Objective:
Can you copy out, word for word, every line from the very first one down to the line containing "The substrate 60 is at (648, 172).", including both of those lines?

Data lines:
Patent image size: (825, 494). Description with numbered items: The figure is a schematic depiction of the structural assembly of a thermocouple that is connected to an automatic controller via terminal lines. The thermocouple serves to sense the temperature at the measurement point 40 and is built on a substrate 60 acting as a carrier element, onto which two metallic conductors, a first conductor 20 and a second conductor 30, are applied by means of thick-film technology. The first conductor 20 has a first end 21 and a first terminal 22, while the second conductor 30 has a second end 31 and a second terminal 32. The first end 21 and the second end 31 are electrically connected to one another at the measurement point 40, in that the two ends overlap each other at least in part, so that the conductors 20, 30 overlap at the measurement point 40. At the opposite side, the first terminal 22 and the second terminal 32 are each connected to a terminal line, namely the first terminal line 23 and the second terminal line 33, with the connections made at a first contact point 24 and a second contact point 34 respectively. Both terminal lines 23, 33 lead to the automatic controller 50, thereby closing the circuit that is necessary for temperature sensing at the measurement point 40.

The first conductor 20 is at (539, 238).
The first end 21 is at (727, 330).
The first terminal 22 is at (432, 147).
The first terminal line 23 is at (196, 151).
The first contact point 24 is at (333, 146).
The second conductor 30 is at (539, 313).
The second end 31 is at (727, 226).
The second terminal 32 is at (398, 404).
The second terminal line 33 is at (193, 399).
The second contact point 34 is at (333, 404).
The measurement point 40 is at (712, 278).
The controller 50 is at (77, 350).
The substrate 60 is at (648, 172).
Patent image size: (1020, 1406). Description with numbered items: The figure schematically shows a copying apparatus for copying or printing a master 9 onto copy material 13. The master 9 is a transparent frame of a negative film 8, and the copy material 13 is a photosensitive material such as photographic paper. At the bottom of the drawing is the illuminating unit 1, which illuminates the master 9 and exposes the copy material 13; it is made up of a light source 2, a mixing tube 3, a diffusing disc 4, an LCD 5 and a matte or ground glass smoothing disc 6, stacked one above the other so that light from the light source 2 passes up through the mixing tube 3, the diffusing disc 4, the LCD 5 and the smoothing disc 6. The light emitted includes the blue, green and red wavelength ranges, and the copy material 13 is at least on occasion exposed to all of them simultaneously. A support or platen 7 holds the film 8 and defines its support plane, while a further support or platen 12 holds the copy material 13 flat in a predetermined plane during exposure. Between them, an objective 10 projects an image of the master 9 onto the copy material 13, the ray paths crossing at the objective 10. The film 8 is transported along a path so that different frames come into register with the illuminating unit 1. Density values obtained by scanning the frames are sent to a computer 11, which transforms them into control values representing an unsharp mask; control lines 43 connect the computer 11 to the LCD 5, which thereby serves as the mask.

Result for this exercise:
Patent image size: (825, 494). Description with numbered items: The figure is a schematic depiction of the structural assembly of a thermocouple that is connected to an automatic controller via terminal lines. The thermocouple serves to sense the temperature at the measurement point 40 and is built on a substrate 60 acting as a carrier element, onto which two metallic conductors, a first conductor 20 and a second conductor 30, are applied by means of thick-film technology. The first conductor 20 has a first end 21 and a first terminal 22, while the second conductor 30 has a second end 31 and a second terminal 32. The first end 21 and the second end 31 are electrically connected to one another at the measurement point 40, in that the two ends overlap each other at least in part, so that the conductors 20, 30 overlap at the measurement point 40. At the opposite side, the first terminal 22 and the second terminal 32 are each connected to a terminal line, namely the first terminal line 23 and the second terminal line 33, with the connections made at a first contact point 24 and a second contact point 34 respectively. Both terminal lines 23, 33 lead to the automatic controller 50, thereby closing the circuit that is necessary for temperature sensing at the measurement point 40.

The first conductor 20 is at (539, 238).
The first end 21 is at (727, 330).
The first terminal 22 is at (432, 147).
The first terminal line 23 is at (196, 151).
The first contact point 24 is at (333, 146).
The second conductor 30 is at (539, 313).
The second end 31 is at (727, 226).
The second terminal 32 is at (398, 404).
The second terminal line 33 is at (193, 399).
The second contact point 34 is at (333, 404).
The measurement point 40 is at (712, 278).
The controller 50 is at (77, 350).
The substrate 60 is at (648, 172).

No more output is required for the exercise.